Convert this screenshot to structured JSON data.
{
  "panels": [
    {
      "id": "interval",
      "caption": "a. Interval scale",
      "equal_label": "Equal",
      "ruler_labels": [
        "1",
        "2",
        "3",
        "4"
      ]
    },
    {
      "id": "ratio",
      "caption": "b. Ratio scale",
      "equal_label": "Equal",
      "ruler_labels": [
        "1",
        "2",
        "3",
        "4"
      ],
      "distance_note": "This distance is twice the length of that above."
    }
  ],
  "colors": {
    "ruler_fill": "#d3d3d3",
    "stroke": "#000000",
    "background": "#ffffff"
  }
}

__Challenge__
Set down all of the entries exactly, please.

__Exercise output__
Convert this screenshot to structured JSON data.
{
  "panels": [
    {
      "id": "interval",
      "caption": "a. Interval scale",
      "equal_label": "Equal",
      "ruler_labels": [
        "1",
        "2",
        "3",
        "4"
      ]
    },
    {
      "id": "ratio",
      "caption": "b. Ratio scale",
      "equal_label": "Equal",
      "ruler_labels": [
        "1",
        "2",
        "3",
        "4"
      ],
      "distance_note": "This distance is twice the length of that above."
    }
  ],
  "colors": {
    "ruler_fill": "#d3d3d3",
    "stroke": "#000000",
    "background": "#ffffff"
  }
}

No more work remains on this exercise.